- _Reading text_:
Though Amazon’s The Consultant is based on a preexisting novel by horror writer Bentley Little, the series bears the unmistakable fingerprints of Servant creator Tony Basgallop. As in the Apple TV+ series, a stranger appears in the midst of some well-to-do environment, setting all involved to scramble and squirm in discomfort. These darkly comedic hijinks are complemented by the characters’ discreet investigation into the origin of their new (ab)normal.
In The Consultant, that stranger is the enigmatic Regus Patoff, played by Christoph Waltz as outwardly affable yet subtly unsettling and prickly, needling people with eccentricity from behind an earnest grin. Whatever clout Waltz brings to the series, however, is quickly subsumed by the show’s penchant for absurdity and shock tactics. Where those qualities suited Servant well enough, here they feel sloppy, if not cynically calculated to generate social media buzz.

- _Data shown_:
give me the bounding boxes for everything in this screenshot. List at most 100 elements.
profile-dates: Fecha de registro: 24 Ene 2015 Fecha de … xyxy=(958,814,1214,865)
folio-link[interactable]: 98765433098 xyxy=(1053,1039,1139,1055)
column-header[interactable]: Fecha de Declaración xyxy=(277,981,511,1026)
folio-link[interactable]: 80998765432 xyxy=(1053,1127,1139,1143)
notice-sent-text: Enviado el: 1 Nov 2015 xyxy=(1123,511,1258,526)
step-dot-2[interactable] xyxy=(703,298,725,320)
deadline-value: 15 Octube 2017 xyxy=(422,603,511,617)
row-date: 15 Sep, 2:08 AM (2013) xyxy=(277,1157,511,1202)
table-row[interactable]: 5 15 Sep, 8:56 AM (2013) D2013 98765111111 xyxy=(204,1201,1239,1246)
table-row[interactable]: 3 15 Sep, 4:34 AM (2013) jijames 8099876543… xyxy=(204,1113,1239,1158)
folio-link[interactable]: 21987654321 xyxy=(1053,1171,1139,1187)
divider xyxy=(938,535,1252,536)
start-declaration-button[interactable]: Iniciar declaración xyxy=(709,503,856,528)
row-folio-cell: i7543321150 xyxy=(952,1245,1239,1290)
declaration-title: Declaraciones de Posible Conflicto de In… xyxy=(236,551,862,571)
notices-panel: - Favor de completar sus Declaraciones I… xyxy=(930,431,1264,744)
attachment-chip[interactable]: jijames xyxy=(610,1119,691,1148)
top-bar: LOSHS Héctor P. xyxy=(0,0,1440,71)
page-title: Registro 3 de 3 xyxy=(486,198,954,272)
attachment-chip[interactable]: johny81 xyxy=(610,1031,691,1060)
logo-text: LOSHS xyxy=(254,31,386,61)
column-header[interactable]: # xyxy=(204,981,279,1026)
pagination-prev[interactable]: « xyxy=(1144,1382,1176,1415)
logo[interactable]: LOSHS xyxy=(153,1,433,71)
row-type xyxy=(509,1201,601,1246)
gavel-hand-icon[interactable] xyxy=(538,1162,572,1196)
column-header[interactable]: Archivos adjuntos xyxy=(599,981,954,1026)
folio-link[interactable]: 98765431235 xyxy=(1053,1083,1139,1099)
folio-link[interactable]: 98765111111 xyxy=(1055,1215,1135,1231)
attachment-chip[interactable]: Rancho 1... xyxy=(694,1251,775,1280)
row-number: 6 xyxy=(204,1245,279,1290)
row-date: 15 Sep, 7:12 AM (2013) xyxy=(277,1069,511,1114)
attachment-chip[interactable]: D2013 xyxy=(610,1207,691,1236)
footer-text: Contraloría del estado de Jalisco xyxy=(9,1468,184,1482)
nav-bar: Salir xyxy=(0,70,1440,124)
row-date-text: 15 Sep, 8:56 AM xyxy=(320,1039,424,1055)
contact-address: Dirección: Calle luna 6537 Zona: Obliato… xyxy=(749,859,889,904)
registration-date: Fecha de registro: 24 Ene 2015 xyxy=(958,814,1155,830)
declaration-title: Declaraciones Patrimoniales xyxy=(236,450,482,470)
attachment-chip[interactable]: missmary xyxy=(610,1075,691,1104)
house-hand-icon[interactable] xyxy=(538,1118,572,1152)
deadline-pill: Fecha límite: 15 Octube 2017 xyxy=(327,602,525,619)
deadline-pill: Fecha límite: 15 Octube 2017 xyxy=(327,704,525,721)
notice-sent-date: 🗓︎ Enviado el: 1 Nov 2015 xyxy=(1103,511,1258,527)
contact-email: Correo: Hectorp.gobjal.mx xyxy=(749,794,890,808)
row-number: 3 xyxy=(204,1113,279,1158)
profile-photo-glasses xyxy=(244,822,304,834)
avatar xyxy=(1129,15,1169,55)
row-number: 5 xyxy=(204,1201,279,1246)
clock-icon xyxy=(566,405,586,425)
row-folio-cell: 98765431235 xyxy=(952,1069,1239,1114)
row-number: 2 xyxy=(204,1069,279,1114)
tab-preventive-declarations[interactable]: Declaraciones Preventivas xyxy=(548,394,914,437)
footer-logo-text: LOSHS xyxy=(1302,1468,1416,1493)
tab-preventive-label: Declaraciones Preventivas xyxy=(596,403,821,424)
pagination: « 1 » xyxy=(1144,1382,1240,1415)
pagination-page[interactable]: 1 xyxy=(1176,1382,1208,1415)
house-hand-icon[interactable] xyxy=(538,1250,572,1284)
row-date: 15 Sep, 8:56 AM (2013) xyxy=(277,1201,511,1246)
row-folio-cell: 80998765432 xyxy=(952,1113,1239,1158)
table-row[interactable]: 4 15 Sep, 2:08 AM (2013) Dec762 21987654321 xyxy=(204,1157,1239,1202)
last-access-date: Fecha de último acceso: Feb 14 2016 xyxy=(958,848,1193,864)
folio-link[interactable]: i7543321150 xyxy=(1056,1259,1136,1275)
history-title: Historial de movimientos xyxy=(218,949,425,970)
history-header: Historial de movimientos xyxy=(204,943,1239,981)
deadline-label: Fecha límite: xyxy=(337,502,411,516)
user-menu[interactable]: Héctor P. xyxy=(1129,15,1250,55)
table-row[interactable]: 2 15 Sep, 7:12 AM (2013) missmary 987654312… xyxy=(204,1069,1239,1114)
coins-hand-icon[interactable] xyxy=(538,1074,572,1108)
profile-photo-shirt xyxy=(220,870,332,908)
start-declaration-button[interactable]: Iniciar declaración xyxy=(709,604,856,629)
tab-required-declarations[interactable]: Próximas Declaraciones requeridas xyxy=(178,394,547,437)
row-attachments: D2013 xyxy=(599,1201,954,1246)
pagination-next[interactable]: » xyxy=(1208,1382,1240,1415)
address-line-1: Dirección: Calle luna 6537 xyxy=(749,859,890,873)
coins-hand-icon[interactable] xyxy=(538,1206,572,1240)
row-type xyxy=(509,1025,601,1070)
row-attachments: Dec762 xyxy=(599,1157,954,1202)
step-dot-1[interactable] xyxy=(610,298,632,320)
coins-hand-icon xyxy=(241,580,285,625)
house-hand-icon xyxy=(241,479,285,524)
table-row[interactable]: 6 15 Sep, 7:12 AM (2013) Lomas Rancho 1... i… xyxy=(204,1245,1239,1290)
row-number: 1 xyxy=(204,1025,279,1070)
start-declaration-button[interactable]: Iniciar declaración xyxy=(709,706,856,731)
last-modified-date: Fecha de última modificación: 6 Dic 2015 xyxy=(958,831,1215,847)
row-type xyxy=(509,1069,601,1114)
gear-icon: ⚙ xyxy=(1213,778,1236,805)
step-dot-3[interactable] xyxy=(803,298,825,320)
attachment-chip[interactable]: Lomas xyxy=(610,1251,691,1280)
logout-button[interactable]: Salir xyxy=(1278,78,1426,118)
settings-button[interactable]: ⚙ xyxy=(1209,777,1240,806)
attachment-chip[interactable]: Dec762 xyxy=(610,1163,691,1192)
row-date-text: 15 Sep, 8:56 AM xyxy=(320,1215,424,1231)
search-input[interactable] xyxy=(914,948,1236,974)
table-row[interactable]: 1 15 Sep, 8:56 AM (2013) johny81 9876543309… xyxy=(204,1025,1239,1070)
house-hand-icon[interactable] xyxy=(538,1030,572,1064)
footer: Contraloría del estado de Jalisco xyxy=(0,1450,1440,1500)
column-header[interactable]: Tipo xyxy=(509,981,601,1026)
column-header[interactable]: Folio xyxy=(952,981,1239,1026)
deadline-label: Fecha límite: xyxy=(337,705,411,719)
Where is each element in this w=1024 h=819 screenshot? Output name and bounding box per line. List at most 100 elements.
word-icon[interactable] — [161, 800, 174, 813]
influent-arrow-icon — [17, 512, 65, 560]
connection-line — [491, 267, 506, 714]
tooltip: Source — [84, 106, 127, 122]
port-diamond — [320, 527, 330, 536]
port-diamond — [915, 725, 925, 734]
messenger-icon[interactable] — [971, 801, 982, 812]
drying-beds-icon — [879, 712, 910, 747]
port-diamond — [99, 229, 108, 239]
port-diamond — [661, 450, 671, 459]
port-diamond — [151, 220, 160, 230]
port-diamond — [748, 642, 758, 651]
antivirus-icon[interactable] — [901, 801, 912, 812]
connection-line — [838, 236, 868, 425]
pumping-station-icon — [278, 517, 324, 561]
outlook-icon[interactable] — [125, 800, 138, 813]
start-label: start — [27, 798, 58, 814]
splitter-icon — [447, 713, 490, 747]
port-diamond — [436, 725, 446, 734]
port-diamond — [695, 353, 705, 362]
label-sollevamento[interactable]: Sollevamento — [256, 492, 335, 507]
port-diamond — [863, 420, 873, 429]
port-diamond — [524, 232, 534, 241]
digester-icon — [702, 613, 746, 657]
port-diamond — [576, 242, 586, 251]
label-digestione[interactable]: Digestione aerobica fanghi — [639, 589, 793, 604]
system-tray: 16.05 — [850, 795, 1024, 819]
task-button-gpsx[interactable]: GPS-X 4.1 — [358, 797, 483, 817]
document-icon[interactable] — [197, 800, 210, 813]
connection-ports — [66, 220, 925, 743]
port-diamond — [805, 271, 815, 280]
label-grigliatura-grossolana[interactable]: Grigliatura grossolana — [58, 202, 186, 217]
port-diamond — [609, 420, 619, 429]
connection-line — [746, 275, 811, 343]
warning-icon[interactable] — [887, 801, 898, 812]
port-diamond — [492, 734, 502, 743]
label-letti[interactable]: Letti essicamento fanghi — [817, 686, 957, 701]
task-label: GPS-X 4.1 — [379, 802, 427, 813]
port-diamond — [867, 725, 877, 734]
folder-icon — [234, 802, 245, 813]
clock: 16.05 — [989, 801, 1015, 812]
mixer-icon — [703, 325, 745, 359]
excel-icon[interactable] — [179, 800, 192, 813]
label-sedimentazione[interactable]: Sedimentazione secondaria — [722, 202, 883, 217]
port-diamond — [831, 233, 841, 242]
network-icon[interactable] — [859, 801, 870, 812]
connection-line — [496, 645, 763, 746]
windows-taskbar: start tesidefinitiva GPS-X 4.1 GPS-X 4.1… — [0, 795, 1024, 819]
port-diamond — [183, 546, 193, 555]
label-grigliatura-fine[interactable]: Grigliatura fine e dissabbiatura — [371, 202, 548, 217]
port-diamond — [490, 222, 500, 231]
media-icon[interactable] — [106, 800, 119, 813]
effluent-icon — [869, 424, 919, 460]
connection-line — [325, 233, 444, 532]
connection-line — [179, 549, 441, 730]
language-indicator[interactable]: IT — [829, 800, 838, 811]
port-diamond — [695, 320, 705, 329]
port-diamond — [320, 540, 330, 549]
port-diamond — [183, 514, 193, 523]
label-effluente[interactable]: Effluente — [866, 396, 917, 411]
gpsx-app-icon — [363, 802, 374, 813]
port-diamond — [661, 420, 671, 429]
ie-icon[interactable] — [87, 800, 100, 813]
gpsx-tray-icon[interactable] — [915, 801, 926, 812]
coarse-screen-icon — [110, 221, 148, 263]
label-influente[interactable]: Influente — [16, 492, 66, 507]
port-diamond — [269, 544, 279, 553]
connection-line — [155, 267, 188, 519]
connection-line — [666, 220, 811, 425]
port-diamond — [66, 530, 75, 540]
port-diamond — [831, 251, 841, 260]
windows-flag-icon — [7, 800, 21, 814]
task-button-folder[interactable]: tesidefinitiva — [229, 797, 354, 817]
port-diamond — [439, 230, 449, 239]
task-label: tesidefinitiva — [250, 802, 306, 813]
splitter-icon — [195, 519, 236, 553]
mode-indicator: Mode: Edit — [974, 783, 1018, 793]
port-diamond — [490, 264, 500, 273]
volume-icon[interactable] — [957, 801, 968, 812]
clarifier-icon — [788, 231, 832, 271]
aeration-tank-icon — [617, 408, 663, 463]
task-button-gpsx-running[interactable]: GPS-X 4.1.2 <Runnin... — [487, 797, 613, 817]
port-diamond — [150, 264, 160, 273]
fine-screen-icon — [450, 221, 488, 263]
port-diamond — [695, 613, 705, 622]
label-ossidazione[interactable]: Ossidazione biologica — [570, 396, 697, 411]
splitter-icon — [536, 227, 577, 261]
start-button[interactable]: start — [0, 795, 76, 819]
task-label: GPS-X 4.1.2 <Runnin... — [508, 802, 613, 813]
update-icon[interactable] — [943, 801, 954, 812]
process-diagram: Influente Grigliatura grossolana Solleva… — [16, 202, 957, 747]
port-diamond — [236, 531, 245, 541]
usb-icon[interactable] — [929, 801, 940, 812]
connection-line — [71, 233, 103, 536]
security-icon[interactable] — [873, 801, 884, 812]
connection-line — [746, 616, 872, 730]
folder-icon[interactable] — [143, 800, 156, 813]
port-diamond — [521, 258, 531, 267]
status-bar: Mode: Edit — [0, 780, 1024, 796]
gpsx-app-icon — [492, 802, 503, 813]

- _Task to carry out_:
According to the review of The Consultant, which actor plays Regus Patoff? The lines were taken from a different source.

- _Exercise response_:
Christoph Waltz plays Regus Patoff.